◆ Challenges ◆
1) Answer the following from the text on educational wikis below:
(a) What example is given for the gateway type of educational wiki?
(b) In Mark's class, what was meant to be left intact?
(c) Which work is cited for more on the popularity of the repository/reference wiki?
2) List every category of educational wiki in Mark's division of the space in the text on educational wikis below.
3) From the text on educational wikis below, return the passage that begins at the words "Sometime soon I" and ends after the words "working with them.".
--- START Excerpt provided ---
Wikis are a very flexible tool, whose usage can vary from a personal publishing tool, to a simple Content Management System, to a collaborative authoring environment. Additionally, while wiki software doesn't usually support the enforcement of a strict workflow, policy can be stipulated and adhered to by convention (like in Mark's class, where the original poems were meant to be left intact).
Consider a few different applications of reference wikis in the classroom:
While the end results of many of these collaborations might certainly all look similar to each other , perhaps the differences in the process by which this content is developed is crucial in capturing part of what is happening with wikis in the classroom.
This analysis probably also has implications relating to the archiving and the use of a wiki environment in a classroom over time. If the act of creating the wiki is central to what the students are supposed to learn from the exercise, then should they start with a fresh wiki every semester? How is the experience different when they are contributing to an existing system (or even have access to prior versions of the project)?
For more on this, see Mark's comment's on CCNMTL's musings blog.
Sometime soon I plan on elaborating on ways in which software, as a form of creative expression, inevitably expresses the values of the creators in the form of features. But right now I want to focus on the taxonomy of educational wiki implementations that Mark has identified since he began working with them.
Here is how Mark divides up the space of educational wikis
- Repository/reference - eg Wikipedia
- A website whose primary function is to create a repository of knowledge on a particular topic.
- Gateway - eg SaratogaCensus
- A website whose primary function is to collect, assemble, and present references to external sources
- Simulation/role playing - eg Holocaust Wiki
- A "choose-your-own-adventure" style simulation/game environment
- 'Illuminated'/mark-up - eg The Romantic Audience Projects
- An environment that provides tools for detailed exegesis on primary sources, where the students are instructed to leave the source material unchanged, and create subpages with detailed commentary on supplemental pages.
In particular, I can think of a number of variations on the repository/reference wiki, where the final products might all look similar, but where the "collaboration index" might differ substantially (for more on the popularity of the repository/reference, see Database as a Symbolic form, Manovich 2001).
Wikis are a very flexible tool, whose usage can vary from a personal publishing tool, to a simple Content Management System, to a collaborative authoring environment. Additionally, while wiki software doesn't usually support the enforcement of a strict workflow, policy can be stipulated and adhered to by convention (like in Mark's class, where the original poems were meant to be left intact).
Consider a few different applications of reference wikis in the classroom:
- One way Publishing
- A simple means for instructors to publish and organize information for their class.
- Examples include:
- Instructional handbooks, assignment "databases", completed examples
- Collaborative Mini-sites and/or subsections
- Exercises where individuals or groups work on subsections of a wiki which are combined and referenced within a single larger site
- Examples include:
- Students dividing large assignments amongst themselves, each sharing their own results with the group.
--- END Excerpt provided ---
--- START Rows ---
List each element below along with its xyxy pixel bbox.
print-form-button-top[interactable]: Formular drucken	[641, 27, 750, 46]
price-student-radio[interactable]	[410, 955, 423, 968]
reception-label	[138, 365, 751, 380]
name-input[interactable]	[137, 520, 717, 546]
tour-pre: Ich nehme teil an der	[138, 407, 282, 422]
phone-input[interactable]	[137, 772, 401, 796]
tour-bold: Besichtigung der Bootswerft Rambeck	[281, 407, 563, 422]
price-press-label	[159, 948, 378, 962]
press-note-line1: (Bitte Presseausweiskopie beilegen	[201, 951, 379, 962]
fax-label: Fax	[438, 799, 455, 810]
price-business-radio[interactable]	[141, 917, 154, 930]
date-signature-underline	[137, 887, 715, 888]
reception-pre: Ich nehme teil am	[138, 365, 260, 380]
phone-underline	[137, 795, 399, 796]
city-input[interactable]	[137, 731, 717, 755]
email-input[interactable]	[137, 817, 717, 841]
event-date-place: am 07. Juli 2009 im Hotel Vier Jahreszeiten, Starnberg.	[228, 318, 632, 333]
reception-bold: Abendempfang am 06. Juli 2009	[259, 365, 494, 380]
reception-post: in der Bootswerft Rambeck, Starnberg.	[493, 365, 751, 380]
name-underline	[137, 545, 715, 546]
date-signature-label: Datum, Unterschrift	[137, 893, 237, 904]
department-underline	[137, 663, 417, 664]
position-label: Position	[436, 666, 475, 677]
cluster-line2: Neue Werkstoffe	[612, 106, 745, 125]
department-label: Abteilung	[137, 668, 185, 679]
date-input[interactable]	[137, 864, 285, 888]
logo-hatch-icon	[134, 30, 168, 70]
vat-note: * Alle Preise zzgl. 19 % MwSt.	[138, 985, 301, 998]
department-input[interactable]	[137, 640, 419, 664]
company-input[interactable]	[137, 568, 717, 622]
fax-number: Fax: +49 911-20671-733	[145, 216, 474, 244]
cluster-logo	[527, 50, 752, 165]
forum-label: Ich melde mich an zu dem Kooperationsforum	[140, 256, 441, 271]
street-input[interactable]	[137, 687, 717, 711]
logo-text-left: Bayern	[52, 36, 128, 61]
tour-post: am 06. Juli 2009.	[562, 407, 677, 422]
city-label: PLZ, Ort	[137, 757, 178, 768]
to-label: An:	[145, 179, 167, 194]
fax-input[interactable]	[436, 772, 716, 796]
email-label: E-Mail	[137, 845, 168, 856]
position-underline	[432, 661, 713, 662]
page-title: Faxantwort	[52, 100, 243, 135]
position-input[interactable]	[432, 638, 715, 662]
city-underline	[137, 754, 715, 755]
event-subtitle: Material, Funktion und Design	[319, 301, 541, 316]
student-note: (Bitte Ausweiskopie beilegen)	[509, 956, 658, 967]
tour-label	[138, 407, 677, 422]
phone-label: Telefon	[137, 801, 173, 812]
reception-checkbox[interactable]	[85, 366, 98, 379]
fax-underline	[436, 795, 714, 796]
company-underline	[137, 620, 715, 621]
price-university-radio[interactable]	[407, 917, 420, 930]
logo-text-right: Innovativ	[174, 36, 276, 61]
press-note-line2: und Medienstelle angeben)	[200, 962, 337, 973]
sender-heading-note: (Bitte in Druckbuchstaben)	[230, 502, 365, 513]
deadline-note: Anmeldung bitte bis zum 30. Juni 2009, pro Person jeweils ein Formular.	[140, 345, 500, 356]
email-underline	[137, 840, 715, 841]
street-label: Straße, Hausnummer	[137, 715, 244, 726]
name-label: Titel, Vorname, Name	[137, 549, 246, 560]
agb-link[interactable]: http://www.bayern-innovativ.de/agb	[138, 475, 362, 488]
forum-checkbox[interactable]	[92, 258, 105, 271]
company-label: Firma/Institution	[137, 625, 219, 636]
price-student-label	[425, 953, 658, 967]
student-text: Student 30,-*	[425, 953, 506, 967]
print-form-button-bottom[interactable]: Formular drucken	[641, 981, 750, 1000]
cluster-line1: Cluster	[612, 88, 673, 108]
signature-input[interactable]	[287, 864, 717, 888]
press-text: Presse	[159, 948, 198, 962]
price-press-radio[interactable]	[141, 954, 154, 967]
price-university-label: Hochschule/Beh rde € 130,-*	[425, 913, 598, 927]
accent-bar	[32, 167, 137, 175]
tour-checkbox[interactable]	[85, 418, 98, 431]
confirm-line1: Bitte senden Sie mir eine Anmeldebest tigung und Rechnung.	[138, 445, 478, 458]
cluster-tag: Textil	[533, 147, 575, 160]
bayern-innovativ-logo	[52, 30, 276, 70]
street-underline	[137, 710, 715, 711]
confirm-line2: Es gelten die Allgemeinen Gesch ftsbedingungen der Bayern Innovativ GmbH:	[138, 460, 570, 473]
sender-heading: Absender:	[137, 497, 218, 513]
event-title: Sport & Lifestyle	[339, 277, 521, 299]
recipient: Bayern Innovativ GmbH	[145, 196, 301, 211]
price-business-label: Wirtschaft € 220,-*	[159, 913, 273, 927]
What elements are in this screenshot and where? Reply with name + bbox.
--- END Rows ---
--- START Rows ---
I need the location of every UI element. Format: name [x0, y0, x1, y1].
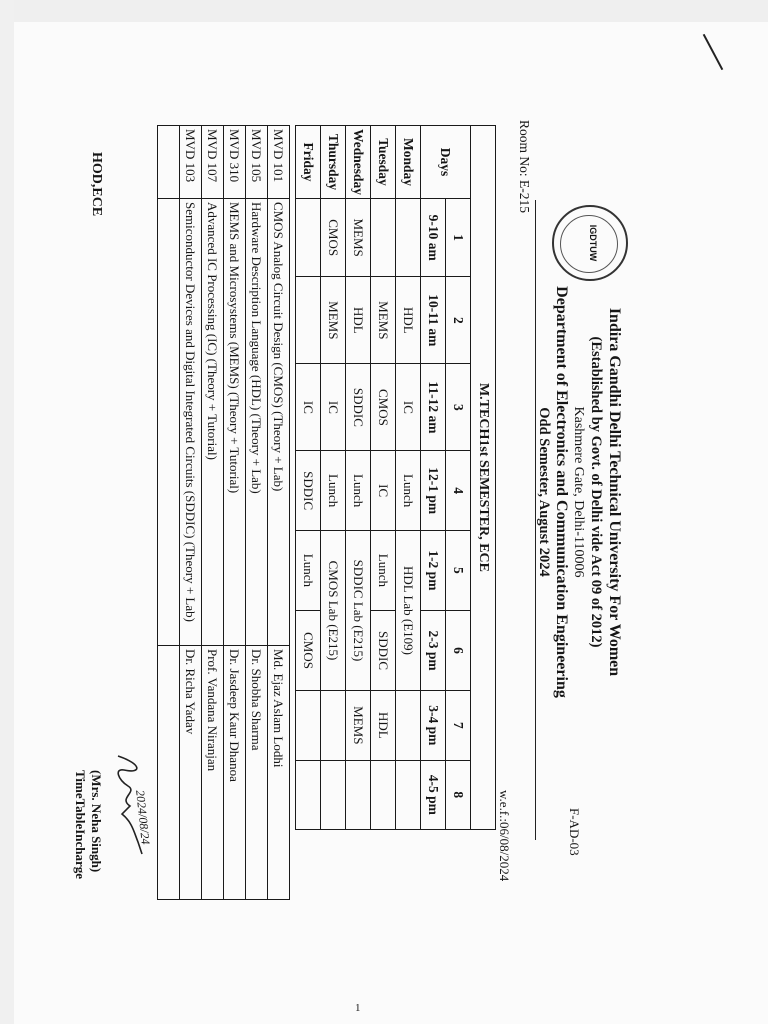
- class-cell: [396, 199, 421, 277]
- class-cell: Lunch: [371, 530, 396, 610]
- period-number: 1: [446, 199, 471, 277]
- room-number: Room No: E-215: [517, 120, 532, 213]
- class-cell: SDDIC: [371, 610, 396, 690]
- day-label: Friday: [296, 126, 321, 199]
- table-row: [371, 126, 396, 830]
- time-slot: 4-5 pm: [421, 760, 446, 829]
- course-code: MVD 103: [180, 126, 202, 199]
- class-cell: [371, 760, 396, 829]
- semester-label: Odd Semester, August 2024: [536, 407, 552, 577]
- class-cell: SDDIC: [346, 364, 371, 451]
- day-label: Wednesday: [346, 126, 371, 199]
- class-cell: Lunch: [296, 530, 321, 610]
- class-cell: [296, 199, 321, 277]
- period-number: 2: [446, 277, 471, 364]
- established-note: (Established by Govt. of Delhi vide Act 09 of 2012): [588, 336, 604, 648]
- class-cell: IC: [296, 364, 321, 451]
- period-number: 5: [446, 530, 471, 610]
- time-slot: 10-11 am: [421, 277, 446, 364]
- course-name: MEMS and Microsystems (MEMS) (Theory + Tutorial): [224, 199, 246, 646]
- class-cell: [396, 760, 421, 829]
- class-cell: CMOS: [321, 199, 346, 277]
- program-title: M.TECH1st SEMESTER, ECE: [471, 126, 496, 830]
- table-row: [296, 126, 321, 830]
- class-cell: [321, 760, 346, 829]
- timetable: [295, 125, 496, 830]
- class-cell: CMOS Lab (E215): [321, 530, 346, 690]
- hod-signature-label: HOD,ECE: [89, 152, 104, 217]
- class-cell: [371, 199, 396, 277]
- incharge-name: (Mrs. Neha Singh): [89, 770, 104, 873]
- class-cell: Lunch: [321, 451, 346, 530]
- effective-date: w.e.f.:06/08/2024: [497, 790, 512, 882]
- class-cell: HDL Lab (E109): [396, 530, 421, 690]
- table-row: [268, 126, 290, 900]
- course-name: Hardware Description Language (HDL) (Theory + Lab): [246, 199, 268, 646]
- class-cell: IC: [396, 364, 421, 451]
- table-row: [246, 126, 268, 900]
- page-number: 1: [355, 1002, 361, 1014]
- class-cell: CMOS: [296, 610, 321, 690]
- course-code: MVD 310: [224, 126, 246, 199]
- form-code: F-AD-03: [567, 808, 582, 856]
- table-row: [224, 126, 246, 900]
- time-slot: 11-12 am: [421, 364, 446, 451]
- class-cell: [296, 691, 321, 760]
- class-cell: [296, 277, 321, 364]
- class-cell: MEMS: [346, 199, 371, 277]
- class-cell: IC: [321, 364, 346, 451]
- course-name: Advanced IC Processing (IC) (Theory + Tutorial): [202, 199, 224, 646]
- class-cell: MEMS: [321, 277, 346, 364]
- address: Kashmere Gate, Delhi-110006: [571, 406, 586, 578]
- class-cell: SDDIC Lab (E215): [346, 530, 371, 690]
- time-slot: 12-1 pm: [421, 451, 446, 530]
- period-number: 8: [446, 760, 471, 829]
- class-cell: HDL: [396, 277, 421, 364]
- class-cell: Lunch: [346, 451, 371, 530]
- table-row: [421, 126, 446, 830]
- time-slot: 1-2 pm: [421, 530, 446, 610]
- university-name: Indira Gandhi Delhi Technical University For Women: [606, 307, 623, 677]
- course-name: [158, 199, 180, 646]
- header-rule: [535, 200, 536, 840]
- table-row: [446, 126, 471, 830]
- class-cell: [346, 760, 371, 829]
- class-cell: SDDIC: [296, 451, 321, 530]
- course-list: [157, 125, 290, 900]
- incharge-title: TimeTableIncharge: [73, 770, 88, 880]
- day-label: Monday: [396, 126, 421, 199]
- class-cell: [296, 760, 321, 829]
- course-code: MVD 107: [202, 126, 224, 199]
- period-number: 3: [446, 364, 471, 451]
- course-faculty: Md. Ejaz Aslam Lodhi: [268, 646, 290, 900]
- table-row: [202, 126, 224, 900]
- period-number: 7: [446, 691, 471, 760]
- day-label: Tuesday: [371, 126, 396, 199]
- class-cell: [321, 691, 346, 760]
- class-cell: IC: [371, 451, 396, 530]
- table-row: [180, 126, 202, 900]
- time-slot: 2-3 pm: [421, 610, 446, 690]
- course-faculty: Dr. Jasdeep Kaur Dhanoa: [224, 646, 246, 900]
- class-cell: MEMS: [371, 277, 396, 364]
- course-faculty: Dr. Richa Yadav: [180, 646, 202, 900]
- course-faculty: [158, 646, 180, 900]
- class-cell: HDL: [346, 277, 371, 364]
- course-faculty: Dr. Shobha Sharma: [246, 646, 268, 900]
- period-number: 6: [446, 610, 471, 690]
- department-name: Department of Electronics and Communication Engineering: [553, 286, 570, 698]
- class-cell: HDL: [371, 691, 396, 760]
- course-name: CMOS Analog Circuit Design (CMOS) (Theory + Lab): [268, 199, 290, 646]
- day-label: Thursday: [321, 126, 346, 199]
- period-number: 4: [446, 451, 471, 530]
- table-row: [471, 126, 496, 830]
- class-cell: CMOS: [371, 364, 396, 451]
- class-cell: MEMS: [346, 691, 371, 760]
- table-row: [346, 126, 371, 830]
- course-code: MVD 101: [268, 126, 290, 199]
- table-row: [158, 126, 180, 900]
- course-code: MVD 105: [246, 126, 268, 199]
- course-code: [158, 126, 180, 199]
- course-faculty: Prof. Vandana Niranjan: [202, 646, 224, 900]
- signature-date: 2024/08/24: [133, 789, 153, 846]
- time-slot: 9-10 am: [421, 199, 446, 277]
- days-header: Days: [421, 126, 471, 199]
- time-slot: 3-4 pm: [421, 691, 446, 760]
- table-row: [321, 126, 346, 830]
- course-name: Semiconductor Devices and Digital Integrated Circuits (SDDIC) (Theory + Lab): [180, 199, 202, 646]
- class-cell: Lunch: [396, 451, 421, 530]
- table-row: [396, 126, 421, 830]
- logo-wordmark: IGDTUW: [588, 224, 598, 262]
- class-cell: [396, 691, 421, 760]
--- END Rows ---
--- START Rows ---
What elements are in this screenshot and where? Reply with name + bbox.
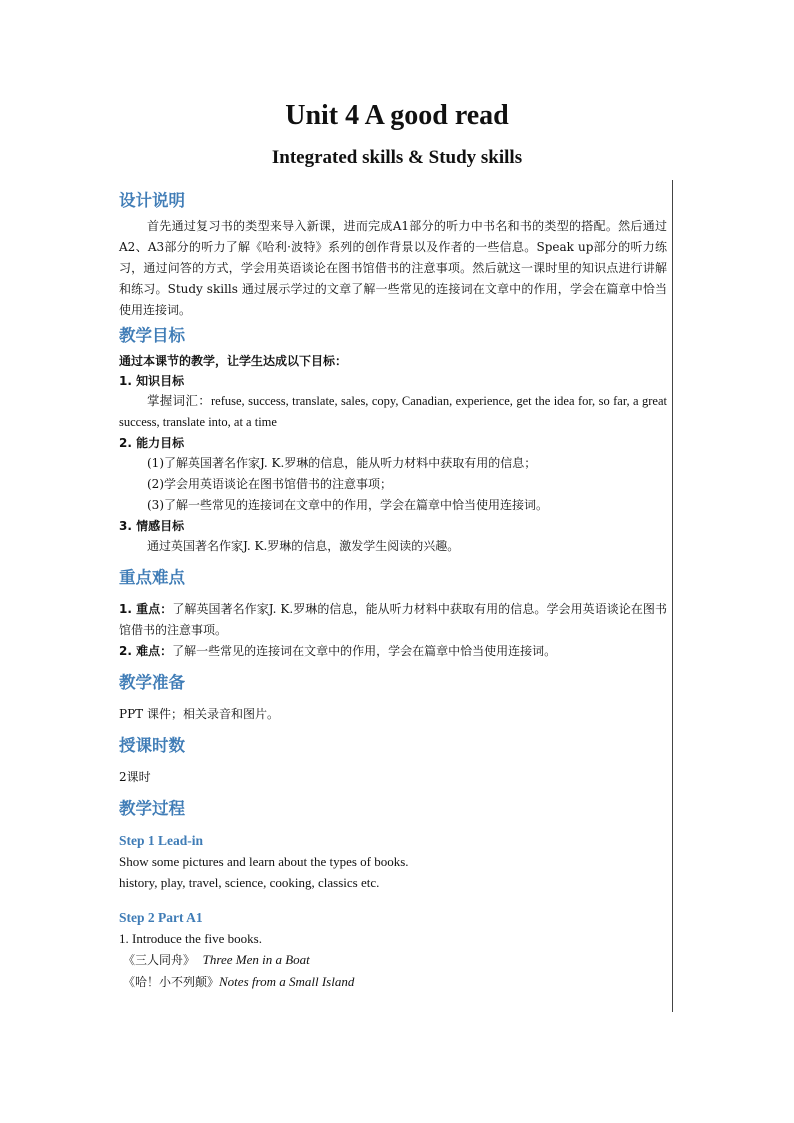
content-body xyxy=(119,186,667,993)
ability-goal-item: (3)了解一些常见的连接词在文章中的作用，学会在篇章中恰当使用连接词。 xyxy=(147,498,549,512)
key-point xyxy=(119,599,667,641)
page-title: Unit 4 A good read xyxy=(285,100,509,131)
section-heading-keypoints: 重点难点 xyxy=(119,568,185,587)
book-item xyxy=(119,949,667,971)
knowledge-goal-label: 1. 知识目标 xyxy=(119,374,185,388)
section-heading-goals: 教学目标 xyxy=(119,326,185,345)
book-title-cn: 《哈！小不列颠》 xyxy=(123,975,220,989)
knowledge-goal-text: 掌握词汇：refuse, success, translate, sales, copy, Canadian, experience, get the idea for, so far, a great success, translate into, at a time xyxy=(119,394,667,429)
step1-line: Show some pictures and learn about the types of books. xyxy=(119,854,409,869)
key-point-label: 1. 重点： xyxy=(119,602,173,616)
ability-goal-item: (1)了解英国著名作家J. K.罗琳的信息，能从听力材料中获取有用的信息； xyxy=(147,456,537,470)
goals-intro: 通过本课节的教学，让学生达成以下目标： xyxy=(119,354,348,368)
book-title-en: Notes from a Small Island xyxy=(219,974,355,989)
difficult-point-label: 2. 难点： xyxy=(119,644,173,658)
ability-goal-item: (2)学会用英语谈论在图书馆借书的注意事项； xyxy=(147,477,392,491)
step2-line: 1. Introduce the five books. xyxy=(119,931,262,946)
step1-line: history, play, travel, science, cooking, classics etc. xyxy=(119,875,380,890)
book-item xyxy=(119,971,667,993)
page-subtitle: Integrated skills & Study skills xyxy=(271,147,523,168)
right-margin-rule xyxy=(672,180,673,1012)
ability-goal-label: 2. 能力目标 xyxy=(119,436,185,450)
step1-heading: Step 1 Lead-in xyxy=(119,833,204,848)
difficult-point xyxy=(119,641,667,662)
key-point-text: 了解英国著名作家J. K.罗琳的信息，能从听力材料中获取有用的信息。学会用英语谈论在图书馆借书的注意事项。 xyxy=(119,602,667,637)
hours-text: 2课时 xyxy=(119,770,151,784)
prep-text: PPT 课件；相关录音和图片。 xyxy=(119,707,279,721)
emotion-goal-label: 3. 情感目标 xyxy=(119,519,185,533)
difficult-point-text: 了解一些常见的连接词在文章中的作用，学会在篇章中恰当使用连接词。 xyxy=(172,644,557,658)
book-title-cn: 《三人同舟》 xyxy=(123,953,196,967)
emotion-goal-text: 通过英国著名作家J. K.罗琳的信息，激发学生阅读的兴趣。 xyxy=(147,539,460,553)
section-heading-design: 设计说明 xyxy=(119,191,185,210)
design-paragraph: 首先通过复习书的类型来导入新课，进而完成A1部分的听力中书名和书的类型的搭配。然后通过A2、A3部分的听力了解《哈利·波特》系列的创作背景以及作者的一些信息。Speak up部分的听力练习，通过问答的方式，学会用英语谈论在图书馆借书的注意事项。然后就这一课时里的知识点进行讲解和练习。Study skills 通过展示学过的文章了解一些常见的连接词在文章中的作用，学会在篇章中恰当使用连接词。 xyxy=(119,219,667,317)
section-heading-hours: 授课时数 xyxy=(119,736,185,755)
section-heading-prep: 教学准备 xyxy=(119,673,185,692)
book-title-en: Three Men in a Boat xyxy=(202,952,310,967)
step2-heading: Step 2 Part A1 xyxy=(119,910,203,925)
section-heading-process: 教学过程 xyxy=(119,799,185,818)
--- END Rows ---
◆ Solutions to the tasks ◆
1)
(a) SaratogaCensus
(b) The original poems
(c) Database as a Symbolic form (Manovich 2001)

2)
- Repository/reference
- Gateway
- Simulation/role playing
- 'Illuminated'/mark-up

3)
Sometime soon I plan on elaborating on ways in which software, as a form of creative expression, inevitably expresses the values of the creators in the form of features. But right now I want to focus on the taxonomy of educational wiki implementations that Mark has identified since he began working with them.